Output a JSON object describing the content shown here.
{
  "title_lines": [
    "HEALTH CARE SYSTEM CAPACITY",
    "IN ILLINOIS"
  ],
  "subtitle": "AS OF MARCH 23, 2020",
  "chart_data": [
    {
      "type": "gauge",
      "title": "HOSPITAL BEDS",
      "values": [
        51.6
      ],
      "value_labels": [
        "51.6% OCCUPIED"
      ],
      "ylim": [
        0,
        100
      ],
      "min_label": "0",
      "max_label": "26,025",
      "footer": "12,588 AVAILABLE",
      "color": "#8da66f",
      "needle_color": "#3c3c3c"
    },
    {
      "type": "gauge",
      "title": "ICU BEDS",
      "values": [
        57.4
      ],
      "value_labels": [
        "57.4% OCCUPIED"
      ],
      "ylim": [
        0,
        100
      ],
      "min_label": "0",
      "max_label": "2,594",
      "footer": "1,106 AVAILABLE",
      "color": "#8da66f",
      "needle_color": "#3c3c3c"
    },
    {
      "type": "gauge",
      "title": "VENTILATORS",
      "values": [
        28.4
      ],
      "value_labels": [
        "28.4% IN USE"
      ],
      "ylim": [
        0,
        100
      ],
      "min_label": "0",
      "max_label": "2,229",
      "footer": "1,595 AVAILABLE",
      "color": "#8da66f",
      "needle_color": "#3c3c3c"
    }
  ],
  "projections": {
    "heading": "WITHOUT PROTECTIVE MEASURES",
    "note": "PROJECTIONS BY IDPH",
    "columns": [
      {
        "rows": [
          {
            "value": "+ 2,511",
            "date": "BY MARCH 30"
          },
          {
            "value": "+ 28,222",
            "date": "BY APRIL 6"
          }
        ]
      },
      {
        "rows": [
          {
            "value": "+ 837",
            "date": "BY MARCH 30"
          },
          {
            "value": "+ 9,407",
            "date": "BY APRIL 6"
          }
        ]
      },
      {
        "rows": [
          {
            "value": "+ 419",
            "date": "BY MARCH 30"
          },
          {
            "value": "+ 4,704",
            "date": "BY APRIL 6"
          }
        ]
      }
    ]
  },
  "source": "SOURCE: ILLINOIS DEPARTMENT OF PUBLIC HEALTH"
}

###

Work required> Write out every entry word for word.

Written response>
Output a JSON object describing the content shown here.
{
  "title_lines": [
    "HEALTH CARE SYSTEM CAPACITY",
    "IN ILLINOIS"
  ],
  "subtitle": "AS OF MARCH 23, 2020",
  "chart_data": [
    {
      "type": "gauge",
      "title": "HOSPITAL BEDS",
      "values": [
        51.6
      ],
      "value_labels": [
        "51.6% OCCUPIED"
      ],
      "ylim": [
        0,
        100
      ],
      "min_label": "0",
      "max_label": "26,025",
      "footer": "12,588 AVAILABLE",
      "color": "#8da66f",
      "needle_color": "#3c3c3c"
    },
    {
      "type": "gauge",
      "title": "ICU BEDS",
      "values": [
        57.4
      ],
      "value_labels": [
        "57.4% OCCUPIED"
      ],
      "ylim": [
        0,
        100
      ],
      "min_label": "0",
      "max_label": "2,594",
      "footer": "1,106 AVAILABLE",
      "color": "#8da66f",
      "needle_color": "#3c3c3c"
    },
    {
      "type": "gauge",
      "title": "VENTILATORS",
      "values": [
        28.4
      ],
      "value_labels": [
        "28.4% IN USE"
      ],
      "ylim": [
        0,
        100
      ],
      "min_label": "0",
      "max_label": "2,229",
      "footer": "1,595 AVAILABLE",
      "color": "#8da66f",
      "needle_color": "#3c3c3c"
    }
  ],
  "projections": {
    "heading": "WITHOUT PROTECTIVE MEASURES",
    "note": "PROJECTIONS BY IDPH",
    "columns": [
      {
        "rows": [
          {
            "value": "+ 2,511",
            "date": "BY MARCH 30"
          },
          {
            "value": "+ 28,222",
            "date": "BY APRIL 6"
          }
        ]
      },
      {
        "rows": [
          {
            "value": "+ 837",
            "date": "BY MARCH 30"
          },
          {
            "value": "+ 9,407",
            "date": "BY APRIL 6"
          }
        ]
      },
      {
        "rows": [
          {
            "value": "+ 419",
            "date": "BY MARCH 30"
          },
          {
            "value": "+ 4,704",
            "date": "BY APRIL 6"
          }
        ]
      }
    ]
  },
  "source": "SOURCE: ILLINOIS DEPARTMENT OF PUBLIC HEALTH"
}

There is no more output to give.